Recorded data
Begin

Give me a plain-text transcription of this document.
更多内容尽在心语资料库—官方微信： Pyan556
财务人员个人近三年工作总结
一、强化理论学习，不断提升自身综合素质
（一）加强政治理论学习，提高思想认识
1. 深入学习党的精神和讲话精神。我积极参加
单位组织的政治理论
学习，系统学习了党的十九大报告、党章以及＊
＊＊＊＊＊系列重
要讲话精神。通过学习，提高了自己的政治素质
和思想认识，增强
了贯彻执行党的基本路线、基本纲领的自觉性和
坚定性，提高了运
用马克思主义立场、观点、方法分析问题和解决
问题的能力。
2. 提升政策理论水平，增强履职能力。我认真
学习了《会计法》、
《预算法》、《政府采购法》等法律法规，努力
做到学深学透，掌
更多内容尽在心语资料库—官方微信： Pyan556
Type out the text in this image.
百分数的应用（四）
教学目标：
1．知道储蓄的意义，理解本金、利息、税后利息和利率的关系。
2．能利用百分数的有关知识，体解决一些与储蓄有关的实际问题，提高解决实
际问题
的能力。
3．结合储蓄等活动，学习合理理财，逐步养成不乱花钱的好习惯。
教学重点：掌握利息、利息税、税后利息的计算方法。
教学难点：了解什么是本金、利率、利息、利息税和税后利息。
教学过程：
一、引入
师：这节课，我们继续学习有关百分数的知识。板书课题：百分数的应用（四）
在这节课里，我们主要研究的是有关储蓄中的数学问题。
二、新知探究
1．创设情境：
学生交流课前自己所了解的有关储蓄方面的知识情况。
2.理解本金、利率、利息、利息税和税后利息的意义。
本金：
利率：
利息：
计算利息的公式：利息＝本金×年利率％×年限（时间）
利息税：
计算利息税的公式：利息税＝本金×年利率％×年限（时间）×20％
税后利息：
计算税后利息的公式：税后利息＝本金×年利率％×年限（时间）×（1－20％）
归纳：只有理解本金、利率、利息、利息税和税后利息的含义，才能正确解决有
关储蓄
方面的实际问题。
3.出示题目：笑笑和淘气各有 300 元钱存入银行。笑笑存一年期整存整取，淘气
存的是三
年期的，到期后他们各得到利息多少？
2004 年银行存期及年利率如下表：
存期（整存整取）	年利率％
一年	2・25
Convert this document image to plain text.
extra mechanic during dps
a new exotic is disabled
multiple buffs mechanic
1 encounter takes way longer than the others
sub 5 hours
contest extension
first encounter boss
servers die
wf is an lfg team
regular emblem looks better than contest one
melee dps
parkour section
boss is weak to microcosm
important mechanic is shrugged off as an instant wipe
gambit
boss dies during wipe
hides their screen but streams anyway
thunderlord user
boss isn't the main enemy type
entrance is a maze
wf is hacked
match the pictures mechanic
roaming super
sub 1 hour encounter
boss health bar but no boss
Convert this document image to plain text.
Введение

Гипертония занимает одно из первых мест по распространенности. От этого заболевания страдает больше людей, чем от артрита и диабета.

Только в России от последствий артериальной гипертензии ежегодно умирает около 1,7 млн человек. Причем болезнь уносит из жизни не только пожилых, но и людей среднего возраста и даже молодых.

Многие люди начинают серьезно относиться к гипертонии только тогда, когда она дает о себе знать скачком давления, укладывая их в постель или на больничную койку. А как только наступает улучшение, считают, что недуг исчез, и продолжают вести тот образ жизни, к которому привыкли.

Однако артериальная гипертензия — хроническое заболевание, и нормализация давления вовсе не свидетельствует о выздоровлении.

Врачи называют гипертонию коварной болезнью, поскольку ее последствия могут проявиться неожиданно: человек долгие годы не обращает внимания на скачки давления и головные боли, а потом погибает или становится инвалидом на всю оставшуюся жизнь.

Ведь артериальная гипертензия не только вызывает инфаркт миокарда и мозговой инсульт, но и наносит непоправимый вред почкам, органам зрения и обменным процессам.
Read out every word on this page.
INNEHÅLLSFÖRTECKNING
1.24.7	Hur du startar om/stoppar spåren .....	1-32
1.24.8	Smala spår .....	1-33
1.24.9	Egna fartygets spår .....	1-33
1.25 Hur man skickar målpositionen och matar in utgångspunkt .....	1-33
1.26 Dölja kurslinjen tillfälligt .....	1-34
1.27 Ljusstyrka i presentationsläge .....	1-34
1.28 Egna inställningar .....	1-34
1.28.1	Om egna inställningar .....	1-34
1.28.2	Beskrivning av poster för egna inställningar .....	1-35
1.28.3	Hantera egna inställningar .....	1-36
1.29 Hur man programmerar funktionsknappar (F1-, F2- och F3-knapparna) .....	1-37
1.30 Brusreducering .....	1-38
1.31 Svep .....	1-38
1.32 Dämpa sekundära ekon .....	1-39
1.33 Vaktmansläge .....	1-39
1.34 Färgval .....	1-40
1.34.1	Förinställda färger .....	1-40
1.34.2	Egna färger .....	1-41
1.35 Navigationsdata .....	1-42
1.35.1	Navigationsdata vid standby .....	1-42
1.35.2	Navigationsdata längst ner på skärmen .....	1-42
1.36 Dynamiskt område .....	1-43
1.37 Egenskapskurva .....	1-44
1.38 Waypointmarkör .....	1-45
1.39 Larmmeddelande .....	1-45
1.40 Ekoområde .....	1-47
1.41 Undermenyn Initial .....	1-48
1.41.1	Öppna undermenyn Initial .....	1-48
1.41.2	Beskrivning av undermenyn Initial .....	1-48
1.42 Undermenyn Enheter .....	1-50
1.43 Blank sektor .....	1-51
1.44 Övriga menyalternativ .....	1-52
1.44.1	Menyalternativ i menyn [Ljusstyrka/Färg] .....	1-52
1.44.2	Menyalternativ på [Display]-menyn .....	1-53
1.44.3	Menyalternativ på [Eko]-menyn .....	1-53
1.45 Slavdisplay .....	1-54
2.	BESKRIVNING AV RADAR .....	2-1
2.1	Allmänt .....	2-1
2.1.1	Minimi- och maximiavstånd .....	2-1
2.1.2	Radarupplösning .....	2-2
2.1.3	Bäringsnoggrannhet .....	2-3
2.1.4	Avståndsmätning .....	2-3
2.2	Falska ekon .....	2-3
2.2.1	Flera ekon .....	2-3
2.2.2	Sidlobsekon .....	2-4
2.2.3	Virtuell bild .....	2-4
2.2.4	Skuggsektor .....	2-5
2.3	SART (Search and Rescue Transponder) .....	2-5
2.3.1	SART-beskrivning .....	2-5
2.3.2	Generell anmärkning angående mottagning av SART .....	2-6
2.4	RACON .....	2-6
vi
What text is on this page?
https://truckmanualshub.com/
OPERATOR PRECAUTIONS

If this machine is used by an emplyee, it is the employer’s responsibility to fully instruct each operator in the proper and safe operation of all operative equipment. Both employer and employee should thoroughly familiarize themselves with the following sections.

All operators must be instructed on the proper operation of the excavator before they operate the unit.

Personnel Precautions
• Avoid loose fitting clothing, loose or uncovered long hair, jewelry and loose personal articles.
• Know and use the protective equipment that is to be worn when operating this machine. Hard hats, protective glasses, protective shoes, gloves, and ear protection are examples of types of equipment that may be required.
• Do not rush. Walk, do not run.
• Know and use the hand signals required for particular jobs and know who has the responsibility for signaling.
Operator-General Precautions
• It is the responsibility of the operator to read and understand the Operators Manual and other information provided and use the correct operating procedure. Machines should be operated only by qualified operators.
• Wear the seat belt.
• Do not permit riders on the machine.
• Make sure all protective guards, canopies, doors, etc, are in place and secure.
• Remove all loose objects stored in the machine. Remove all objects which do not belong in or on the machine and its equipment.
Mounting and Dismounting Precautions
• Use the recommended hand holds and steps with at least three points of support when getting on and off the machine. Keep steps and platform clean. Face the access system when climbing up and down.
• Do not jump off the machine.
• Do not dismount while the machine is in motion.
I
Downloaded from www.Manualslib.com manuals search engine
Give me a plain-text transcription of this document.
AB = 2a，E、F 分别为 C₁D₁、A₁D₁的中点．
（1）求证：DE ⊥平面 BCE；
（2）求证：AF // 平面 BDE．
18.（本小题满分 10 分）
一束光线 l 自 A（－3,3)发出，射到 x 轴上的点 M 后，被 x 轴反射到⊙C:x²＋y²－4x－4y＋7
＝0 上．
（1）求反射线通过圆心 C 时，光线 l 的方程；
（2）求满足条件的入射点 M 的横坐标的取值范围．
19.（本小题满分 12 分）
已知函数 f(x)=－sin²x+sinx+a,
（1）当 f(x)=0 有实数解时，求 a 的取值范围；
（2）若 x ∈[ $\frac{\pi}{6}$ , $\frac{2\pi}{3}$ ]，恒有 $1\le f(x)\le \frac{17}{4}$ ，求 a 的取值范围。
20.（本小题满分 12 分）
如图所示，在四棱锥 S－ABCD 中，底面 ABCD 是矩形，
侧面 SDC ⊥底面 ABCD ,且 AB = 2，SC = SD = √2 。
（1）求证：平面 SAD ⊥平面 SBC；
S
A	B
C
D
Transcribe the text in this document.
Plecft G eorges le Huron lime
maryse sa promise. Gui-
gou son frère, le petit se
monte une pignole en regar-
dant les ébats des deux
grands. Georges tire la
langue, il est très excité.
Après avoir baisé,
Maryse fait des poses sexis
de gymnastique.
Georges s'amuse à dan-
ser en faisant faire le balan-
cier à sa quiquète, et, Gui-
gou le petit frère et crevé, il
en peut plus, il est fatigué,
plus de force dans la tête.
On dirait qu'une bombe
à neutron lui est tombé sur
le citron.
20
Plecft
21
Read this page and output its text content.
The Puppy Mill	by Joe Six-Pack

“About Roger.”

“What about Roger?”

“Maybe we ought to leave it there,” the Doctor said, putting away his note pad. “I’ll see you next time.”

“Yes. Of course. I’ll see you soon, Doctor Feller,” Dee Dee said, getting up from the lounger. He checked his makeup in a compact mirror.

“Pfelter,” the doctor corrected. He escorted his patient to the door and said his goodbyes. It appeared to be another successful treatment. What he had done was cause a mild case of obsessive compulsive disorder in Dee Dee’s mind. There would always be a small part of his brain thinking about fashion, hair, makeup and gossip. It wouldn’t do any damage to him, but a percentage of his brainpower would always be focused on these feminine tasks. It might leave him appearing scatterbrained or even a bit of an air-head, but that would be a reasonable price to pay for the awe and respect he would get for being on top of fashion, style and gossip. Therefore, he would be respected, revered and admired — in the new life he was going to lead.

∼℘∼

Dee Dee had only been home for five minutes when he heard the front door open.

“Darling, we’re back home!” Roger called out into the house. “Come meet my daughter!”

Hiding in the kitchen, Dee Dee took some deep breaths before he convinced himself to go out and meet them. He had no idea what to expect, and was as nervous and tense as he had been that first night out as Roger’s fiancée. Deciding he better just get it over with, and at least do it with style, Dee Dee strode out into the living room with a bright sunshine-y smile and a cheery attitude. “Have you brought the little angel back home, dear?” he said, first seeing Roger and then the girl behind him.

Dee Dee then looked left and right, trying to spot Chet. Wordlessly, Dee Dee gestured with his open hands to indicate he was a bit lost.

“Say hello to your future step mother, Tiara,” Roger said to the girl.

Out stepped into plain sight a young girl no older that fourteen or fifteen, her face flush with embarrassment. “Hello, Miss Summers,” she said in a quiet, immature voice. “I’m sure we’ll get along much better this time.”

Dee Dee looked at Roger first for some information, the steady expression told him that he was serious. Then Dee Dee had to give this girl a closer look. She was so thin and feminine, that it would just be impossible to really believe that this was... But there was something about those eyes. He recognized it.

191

End

Task brief ::
Among the records above, how many lines carry the string "page"? Reply with the number alone.

Task response ::
3